*Exercise*. Here is a set of records. Copy them all exactly.

*Extracted records*.
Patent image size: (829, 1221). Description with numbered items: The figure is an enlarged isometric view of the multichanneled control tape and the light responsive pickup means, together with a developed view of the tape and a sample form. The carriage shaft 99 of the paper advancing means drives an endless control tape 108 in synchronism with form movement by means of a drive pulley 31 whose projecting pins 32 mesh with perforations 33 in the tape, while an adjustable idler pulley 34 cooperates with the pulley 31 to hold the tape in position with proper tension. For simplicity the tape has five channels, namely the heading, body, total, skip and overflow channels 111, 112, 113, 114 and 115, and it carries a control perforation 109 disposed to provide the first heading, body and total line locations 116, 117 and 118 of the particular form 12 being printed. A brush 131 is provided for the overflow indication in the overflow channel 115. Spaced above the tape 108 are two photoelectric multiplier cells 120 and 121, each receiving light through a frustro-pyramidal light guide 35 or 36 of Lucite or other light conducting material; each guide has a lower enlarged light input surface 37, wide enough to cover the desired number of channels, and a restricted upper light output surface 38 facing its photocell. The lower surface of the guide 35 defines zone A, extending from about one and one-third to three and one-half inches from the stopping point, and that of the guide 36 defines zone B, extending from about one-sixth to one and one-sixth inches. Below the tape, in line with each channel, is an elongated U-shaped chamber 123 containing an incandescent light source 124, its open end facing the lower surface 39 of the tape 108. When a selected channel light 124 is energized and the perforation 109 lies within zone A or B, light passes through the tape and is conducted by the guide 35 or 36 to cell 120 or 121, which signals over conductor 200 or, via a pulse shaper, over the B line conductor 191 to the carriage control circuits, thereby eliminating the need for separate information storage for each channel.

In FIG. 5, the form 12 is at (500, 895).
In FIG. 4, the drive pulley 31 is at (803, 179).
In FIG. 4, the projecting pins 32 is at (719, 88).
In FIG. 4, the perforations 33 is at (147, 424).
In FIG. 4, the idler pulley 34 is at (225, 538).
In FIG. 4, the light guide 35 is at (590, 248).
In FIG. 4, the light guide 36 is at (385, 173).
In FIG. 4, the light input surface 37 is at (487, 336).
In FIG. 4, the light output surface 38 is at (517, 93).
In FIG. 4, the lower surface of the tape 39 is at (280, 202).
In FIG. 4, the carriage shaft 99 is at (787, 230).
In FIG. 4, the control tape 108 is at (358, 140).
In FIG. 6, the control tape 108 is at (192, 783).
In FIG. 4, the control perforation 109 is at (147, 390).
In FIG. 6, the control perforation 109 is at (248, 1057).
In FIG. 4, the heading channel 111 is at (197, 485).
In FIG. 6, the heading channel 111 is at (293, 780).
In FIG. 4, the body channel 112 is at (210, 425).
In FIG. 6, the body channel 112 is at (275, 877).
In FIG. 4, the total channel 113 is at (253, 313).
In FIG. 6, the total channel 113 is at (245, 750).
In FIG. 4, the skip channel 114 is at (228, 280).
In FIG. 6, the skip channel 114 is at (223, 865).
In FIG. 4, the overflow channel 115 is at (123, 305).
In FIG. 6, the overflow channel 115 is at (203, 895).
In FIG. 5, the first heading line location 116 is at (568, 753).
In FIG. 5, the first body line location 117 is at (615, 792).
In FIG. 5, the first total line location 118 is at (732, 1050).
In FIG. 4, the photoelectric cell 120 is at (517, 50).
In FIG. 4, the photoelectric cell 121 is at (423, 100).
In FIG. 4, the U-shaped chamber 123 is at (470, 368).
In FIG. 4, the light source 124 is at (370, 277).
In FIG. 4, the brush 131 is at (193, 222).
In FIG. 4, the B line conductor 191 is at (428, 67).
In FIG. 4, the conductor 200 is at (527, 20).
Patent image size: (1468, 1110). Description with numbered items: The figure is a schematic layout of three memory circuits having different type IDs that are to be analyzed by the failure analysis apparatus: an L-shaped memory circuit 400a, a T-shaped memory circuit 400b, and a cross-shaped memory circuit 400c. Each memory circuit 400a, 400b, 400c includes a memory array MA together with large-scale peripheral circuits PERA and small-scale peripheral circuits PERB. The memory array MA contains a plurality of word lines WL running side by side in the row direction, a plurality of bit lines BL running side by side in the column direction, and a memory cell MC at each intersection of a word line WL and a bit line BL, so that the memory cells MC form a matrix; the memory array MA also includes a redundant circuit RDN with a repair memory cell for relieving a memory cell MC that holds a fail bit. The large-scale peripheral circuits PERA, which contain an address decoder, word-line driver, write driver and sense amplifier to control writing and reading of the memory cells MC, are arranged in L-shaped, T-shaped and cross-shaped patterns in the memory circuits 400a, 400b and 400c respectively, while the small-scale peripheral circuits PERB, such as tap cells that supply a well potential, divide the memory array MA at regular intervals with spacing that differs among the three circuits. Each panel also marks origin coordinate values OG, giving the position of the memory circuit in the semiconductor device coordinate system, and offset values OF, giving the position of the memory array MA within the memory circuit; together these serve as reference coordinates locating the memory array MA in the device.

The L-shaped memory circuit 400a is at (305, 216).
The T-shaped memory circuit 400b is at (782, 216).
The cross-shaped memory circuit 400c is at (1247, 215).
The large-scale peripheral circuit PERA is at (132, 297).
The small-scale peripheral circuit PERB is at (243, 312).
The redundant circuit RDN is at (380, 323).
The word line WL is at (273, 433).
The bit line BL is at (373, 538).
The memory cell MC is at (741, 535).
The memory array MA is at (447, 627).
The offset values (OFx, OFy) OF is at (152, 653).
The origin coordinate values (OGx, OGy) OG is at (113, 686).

*Written response*.
Patent image size: (829, 1221). Description with numbered items: The figure is an enlarged isometric view of the multichanneled control tape and the light responsive pickup means, together with a developed view of the tape and a sample form. The carriage shaft 99 of the paper advancing means drives an endless control tape 108 in synchronism with form movement by means of a drive pulley 31 whose projecting pins 32 mesh with perforations 33 in the tape, while an adjustable idler pulley 34 cooperates with the pulley 31 to hold the tape in position with proper tension. For simplicity the tape has five channels, namely the heading, body, total, skip and overflow channels 111, 112, 113, 114 and 115, and it carries a control perforation 109 disposed to provide the first heading, body and total line locations 116, 117 and 118 of the particular form 12 being printed. A brush 131 is provided for the overflow indication in the overflow channel 115. Spaced above the tape 108 are two photoelectric multiplier cells 120 and 121, each receiving light through a frustro-pyramidal light guide 35 or 36 of Lucite or other light conducting material; each guide has a lower enlarged light input surface 37, wide enough to cover the desired number of channels, and a restricted upper light output surface 38 facing its photocell. The lower surface of the guide 35 defines zone A, extending from about one and one-third to three and one-half inches from the stopping point, and that of the guide 36 defines zone B, extending from about one-sixth to one and one-sixth inches. Below the tape, in line with each channel, is an elongated U-shaped chamber 123 containing an incandescent light source 124, its open end facing the lower surface 39 of the tape 108. When a selected channel light 124 is energized and the perforation 109 lies within zone A or B, light passes through the tape and is conducted by the guide 35 or 36 to cell 120 or 121, which signals over conductor 200 or, via a pulse shaper, over the B line conductor 191 to the carriage control circuits, thereby eliminating the need for separate information storage for each channel.

In FIG. 5, the form 12 is at (500, 895).
In FIG. 4, the drive pulley 31 is at (803, 179).
In FIG. 4, the projecting pins 32 is at (719, 88).
In FIG. 4, the perforations 33 is at (147, 424).
In FIG. 4, the idler pulley 34 is at (225, 538).
In FIG. 4, the light guide 35 is at (590, 248).
In FIG. 4, the light guide 36 is at (385, 173).
In FIG. 4, the light input surface 37 is at (487, 336).
In FIG. 4, the light output surface 38 is at (517, 93).
In FIG. 4, the lower surface of the tape 39 is at (280, 202).
In FIG. 4, the carriage shaft 99 is at (787, 230).
In FIG. 4, the control tape 108 is at (358, 140).
In FIG. 6, the control tape 108 is at (192, 783).
In FIG. 4, the control perforation 109 is at (147, 390).
In FIG. 6, the control perforation 109 is at (248, 1057).
In FIG. 4, the heading channel 111 is at (197, 485).
In FIG. 6, the heading channel 111 is at (293, 780).
In FIG. 4, the body channel 112 is at (210, 425).
In FIG. 6, the body channel 112 is at (275, 877).
In FIG. 4, the total channel 113 is at (253, 313).
In FIG. 6, the total channel 113 is at (245, 750).
In FIG. 4, the skip channel 114 is at (228, 280).
In FIG. 6, the skip channel 114 is at (223, 865).
In FIG. 4, the overflow channel 115 is at (123, 305).
In FIG. 6, the overflow channel 115 is at (203, 895).
In FIG. 5, the first heading line location 116 is at (568, 753).
In FIG. 5, the first body line location 117 is at (615, 792).
In FIG. 5, the first total line location 118 is at (732, 1050).
In FIG. 4, the photoelectric cell 120 is at (517, 50).
In FIG. 4, the photoelectric cell 121 is at (423, 100).
In FIG. 4, the U-shaped chamber 123 is at (470, 368).
In FIG. 4, the light source 124 is at (370, 277).
In FIG. 4, the brush 131 is at (193, 222).
In FIG. 4, the B line conductor 191 is at (428, 67).
In FIG. 4, the conductor 200 is at (527, 20).
Patent image size: (1468, 1110). Description with numbered items: The figure is a schematic layout of three memory circuits having different type IDs that are to be analyzed by the failure analysis apparatus: an L-shaped memory circuit 400a, a T-shaped memory circuit 400b, and a cross-shaped memory circuit 400c. Each memory circuit 400a, 400b, 400c includes a memory array MA together with large-scale peripheral circuits PERA and small-scale peripheral circuits PERB. The memory array MA contains a plurality of word lines WL running side by side in the row direction, a plurality of bit lines BL running side by side in the column direction, and a memory cell MC at each intersection of a word line WL and a bit line BL, so that the memory cells MC form a matrix; the memory array MA also includes a redundant circuit RDN with a repair memory cell for relieving a memory cell MC that holds a fail bit. The large-scale peripheral circuits PERA, which contain an address decoder, word-line driver, write driver and sense amplifier to control writing and reading of the memory cells MC, are arranged in L-shaped, T-shaped and cross-shaped patterns in the memory circuits 400a, 400b and 400c respectively, while the small-scale peripheral circuits PERB, such as tap cells that supply a well potential, divide the memory array MA at regular intervals with spacing that differs among the three circuits. Each panel also marks origin coordinate values OG, giving the position of the memory circuit in the semiconductor device coordinate system, and offset values OF, giving the position of the memory array MA within the memory circuit; together these serve as reference coordinates locating the memory array MA in the device.

The L-shaped memory circuit 400a is at (305, 216).
The T-shaped memory circuit 400b is at (782, 216).
The cross-shaped memory circuit 400c is at (1247, 215).
The large-scale peripheral circuit PERA is at (132, 297).
The small-scale peripheral circuit PERB is at (243, 312).
The redundant circuit RDN is at (380, 323).
The word line WL is at (273, 433).
The bit line BL is at (373, 538).
The memory cell MC is at (741, 535).
The memory array MA is at (447, 627).
The offset values (OFx, OFy) OF is at (152, 653).
The origin coordinate values (OGx, OGy) OG is at (113, 686).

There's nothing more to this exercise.